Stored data

============

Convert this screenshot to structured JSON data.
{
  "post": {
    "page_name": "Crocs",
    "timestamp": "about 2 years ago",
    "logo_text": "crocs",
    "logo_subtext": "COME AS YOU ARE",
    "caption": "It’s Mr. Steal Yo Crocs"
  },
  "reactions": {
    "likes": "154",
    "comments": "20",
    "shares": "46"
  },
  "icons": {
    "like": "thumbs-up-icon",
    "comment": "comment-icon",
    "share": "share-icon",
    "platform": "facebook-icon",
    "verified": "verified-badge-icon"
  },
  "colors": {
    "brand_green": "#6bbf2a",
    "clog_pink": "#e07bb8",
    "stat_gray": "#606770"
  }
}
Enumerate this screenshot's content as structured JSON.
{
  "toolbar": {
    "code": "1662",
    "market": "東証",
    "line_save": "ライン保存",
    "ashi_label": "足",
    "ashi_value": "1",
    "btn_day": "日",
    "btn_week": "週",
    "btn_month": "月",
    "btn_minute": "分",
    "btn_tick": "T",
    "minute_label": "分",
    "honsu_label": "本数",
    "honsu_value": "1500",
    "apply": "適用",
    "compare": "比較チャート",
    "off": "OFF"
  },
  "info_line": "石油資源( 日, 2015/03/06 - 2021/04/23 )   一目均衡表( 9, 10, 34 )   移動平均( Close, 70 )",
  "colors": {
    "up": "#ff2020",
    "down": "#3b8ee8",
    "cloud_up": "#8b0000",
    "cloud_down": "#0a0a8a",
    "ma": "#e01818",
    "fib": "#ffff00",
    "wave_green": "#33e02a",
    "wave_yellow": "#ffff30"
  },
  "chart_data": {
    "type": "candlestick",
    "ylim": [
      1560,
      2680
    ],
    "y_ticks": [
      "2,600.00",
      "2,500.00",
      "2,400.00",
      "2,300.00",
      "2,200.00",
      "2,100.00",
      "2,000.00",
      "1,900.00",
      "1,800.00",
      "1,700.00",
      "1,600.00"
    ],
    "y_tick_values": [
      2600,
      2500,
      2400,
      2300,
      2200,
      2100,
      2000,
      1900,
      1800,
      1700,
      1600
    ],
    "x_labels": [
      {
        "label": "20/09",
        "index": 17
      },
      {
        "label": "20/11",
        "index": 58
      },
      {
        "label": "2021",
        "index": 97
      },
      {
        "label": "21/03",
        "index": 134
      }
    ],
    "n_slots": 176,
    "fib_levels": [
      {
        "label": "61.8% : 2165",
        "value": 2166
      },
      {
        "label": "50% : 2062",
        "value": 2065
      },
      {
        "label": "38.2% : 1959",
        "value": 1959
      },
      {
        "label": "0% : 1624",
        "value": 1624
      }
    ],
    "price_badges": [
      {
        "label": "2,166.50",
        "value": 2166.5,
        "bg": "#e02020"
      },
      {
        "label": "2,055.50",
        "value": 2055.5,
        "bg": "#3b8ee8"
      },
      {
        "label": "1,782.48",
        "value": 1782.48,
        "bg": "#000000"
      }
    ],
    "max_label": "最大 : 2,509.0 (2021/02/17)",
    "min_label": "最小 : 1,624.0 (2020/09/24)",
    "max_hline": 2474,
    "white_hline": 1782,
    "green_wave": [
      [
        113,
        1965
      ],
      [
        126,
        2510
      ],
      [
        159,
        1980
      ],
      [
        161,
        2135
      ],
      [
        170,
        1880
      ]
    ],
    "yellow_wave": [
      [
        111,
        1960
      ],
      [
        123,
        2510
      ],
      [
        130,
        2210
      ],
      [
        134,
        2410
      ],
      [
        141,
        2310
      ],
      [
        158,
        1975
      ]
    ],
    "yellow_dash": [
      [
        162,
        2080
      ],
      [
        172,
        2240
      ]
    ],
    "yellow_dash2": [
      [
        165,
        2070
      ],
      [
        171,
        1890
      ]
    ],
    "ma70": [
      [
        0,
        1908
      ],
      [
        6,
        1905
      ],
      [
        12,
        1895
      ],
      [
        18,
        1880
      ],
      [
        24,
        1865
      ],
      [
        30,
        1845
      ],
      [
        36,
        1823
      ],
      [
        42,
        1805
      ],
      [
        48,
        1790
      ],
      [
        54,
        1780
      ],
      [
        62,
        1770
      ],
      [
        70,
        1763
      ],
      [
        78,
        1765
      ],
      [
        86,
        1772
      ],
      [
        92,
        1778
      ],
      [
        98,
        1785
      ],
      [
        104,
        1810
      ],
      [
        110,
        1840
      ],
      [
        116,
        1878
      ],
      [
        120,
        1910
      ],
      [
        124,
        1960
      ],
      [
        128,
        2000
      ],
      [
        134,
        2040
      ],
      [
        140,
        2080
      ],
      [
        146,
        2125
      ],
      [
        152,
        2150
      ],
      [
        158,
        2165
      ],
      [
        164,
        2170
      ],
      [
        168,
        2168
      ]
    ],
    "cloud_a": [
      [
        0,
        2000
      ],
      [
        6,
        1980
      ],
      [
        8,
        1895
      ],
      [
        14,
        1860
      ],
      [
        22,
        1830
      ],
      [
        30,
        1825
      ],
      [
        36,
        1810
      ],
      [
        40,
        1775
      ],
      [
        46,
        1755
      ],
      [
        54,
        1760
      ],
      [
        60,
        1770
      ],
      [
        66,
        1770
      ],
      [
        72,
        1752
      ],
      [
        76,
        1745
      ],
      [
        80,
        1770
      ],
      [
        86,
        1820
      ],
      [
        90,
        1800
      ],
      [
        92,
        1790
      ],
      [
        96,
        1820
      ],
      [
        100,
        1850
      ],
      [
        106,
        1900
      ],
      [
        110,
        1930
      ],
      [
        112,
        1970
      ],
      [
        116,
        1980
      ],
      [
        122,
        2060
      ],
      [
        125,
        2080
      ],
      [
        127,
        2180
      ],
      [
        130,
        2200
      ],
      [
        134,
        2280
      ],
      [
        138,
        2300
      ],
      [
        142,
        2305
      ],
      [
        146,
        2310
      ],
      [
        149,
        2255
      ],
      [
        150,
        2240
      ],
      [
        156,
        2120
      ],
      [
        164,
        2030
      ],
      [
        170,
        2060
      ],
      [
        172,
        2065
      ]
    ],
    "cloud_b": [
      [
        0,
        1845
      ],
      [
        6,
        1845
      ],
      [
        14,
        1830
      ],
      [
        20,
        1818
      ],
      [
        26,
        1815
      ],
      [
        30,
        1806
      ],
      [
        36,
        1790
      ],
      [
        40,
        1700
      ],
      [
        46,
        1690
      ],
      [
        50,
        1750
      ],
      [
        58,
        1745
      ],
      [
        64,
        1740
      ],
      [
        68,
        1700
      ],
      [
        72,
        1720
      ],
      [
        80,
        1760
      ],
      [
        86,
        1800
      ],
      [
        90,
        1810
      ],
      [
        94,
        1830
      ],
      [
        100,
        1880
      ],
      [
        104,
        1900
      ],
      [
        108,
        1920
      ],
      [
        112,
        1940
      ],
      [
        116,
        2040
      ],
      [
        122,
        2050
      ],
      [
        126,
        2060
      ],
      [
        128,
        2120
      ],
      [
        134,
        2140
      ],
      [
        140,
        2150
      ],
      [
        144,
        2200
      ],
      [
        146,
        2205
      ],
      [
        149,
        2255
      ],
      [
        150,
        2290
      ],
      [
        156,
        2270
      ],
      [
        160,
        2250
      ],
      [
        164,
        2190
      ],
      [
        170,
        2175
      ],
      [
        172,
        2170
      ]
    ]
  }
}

============

Aim = Which lines hold the word "this"? Return all of them from the records above.

Worked solution =
Convert this screenshot to structured JSON data.
Enumerate this screenshot's content as structured JSON.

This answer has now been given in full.